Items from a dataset
**********

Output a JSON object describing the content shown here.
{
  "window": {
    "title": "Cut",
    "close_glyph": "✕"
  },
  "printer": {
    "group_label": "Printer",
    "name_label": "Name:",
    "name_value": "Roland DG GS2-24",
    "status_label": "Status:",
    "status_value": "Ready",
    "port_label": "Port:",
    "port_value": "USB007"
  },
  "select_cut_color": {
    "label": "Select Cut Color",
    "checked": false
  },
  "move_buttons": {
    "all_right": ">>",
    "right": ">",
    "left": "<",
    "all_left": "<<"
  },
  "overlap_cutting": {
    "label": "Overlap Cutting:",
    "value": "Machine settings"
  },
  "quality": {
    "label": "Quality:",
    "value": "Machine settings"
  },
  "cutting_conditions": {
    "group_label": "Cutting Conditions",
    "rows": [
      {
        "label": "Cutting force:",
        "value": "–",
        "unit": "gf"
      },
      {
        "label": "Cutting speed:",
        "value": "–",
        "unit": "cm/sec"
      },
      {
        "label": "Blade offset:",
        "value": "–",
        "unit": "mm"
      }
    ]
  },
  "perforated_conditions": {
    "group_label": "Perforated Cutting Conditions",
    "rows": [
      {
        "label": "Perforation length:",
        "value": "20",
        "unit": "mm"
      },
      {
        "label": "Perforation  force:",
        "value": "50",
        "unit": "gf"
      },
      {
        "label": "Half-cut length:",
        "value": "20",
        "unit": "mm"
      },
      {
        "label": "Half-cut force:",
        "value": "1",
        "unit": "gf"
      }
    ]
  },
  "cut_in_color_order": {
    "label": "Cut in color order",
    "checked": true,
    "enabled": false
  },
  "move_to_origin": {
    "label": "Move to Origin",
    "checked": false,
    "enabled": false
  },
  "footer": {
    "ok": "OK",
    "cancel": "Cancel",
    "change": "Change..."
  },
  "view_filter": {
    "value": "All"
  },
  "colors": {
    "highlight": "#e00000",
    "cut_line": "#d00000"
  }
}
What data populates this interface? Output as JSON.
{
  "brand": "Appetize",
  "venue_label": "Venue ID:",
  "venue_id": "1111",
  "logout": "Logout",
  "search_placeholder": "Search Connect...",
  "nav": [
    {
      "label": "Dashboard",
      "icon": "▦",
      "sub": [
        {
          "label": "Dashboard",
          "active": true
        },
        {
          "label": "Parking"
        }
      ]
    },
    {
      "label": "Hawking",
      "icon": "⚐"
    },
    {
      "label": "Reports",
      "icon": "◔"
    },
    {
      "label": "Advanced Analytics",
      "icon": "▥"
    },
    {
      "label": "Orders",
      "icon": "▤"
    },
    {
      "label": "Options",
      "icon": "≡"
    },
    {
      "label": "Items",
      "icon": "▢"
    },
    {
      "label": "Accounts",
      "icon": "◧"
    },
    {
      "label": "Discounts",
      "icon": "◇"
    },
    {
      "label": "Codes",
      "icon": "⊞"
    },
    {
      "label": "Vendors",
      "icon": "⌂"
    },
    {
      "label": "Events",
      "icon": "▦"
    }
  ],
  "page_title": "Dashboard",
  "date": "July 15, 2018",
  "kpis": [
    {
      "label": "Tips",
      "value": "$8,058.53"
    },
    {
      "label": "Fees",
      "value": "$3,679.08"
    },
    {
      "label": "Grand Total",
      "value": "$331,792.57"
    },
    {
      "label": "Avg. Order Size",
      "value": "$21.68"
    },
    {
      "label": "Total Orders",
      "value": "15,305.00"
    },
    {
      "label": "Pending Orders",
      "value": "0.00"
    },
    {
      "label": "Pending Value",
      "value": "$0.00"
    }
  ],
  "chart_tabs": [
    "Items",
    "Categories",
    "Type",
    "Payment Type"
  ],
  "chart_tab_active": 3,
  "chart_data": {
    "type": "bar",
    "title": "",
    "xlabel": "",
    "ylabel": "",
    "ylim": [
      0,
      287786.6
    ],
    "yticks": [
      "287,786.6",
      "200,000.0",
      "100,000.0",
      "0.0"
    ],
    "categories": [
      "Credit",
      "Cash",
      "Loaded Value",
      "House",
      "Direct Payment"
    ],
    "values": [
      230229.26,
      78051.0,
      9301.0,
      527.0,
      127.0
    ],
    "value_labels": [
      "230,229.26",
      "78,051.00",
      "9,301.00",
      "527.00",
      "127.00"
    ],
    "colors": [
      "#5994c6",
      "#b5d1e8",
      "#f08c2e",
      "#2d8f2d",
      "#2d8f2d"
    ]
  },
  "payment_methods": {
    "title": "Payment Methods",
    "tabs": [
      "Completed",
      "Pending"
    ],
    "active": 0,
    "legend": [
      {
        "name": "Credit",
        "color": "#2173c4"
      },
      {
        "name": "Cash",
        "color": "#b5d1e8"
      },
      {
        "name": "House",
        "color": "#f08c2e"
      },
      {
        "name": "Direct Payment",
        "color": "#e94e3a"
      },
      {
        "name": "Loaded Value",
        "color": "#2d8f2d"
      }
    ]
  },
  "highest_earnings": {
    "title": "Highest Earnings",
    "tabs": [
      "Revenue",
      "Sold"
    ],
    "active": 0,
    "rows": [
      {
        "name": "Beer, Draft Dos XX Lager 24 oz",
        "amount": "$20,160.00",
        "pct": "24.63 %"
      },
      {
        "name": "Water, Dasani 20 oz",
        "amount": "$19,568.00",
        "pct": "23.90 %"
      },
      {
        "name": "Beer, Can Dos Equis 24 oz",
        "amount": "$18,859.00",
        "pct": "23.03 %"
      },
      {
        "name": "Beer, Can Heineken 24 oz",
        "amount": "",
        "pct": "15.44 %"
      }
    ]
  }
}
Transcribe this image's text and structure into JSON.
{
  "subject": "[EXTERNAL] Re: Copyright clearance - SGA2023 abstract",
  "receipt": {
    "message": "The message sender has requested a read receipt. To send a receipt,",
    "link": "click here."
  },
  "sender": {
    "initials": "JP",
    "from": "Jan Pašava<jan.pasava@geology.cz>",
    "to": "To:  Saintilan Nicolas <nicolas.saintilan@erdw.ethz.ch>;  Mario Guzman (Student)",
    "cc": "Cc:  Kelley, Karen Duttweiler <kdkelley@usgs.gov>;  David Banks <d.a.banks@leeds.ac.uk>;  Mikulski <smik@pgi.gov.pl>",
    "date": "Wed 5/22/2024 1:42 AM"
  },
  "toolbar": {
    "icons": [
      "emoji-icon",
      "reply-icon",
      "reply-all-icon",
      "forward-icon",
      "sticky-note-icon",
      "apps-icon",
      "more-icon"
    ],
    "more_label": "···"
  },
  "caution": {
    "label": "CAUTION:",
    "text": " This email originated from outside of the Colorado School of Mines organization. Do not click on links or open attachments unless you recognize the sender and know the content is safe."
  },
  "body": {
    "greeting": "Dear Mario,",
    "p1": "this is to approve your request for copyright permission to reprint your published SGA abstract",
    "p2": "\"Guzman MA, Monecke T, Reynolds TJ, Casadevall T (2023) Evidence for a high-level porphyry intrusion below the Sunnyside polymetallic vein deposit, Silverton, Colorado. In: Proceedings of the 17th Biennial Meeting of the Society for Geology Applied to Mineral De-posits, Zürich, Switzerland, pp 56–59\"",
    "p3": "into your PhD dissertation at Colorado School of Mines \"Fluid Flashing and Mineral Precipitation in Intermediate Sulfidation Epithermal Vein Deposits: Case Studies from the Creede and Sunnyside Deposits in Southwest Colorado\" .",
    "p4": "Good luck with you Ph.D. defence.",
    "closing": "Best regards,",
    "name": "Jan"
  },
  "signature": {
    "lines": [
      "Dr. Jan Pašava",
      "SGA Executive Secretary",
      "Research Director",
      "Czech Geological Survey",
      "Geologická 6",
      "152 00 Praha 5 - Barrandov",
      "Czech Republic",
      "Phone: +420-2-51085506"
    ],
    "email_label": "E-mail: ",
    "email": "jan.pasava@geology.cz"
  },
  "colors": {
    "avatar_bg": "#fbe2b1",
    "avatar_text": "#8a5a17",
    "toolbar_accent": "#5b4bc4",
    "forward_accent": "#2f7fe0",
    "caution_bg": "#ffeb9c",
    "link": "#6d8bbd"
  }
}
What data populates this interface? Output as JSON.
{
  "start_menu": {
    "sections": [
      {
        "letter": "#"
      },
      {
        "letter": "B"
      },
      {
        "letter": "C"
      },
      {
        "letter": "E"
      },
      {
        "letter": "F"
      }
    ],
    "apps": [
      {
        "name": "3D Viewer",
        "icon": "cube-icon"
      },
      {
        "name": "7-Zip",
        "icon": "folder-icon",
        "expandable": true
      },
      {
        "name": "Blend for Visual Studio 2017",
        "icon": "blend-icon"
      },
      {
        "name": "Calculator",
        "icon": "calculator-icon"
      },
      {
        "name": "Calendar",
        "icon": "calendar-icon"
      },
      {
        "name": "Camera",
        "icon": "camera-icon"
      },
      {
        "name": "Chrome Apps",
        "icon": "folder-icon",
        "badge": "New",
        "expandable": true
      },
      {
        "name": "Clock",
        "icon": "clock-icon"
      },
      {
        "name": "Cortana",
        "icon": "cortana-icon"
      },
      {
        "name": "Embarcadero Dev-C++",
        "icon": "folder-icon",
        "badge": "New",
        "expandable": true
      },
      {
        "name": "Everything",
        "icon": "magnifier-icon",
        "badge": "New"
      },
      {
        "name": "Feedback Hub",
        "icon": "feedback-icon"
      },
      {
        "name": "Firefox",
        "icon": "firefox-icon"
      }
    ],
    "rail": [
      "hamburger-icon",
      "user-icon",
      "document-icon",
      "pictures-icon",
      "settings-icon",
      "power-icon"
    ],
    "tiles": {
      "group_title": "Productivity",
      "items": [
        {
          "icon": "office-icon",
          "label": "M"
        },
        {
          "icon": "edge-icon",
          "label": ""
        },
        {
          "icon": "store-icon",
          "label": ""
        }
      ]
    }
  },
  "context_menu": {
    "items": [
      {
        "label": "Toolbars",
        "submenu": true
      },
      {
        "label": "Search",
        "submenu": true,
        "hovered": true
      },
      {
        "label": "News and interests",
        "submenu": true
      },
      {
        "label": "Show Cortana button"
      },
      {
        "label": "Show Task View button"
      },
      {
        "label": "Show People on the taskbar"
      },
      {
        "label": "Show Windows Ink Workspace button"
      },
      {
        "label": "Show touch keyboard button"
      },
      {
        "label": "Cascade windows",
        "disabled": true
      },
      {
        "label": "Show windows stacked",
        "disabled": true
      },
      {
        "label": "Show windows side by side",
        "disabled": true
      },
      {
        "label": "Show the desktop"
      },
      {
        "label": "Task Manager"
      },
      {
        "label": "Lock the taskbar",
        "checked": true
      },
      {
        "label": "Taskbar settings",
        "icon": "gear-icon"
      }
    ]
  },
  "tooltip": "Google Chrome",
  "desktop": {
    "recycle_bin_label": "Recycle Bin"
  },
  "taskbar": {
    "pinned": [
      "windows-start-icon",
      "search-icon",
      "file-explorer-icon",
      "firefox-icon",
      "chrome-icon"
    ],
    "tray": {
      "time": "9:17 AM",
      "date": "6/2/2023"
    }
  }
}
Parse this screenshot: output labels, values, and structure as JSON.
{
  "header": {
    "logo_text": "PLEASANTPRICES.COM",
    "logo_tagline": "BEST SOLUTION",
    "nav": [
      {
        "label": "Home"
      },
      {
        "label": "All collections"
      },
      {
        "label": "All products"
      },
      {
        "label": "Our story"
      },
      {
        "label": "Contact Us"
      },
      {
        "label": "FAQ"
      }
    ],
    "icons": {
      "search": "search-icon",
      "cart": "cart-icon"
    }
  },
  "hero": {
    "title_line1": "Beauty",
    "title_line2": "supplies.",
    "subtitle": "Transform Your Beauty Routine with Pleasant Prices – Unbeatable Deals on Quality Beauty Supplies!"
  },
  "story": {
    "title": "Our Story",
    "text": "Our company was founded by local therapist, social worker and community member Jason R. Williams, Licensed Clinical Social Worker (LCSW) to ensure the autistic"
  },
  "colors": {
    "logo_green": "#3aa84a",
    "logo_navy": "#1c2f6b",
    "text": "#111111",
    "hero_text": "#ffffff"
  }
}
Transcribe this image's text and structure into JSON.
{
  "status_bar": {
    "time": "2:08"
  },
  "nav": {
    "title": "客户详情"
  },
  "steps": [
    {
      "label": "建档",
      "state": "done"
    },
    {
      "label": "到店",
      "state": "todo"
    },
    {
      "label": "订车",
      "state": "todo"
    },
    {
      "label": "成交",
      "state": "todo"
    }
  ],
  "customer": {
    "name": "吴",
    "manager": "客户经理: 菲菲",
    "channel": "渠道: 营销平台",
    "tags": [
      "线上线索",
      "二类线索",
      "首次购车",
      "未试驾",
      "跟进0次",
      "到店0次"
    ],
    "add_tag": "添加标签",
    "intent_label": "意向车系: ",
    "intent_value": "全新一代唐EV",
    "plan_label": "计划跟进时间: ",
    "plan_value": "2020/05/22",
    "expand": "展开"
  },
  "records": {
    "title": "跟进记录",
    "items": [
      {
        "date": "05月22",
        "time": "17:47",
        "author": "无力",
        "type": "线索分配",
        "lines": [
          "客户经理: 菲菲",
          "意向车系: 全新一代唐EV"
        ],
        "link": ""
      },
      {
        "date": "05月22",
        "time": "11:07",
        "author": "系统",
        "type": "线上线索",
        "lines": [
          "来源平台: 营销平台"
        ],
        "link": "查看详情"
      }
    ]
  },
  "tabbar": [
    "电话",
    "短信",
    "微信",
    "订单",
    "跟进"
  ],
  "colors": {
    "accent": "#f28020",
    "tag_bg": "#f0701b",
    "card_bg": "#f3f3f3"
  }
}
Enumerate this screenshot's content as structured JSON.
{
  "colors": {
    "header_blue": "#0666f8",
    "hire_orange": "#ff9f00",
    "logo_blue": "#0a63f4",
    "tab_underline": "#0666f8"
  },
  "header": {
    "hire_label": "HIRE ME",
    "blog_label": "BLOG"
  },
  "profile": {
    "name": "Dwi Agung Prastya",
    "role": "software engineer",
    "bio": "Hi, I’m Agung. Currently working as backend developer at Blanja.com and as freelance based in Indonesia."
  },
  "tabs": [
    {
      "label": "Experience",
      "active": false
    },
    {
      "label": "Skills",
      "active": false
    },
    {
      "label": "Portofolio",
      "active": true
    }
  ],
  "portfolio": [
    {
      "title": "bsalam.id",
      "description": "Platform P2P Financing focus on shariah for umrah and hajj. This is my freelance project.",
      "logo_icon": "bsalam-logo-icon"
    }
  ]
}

**********

[To do] Across the entries above, how many lines contain "Perforation"? Provide only the count.

[Solution to the exercise] 2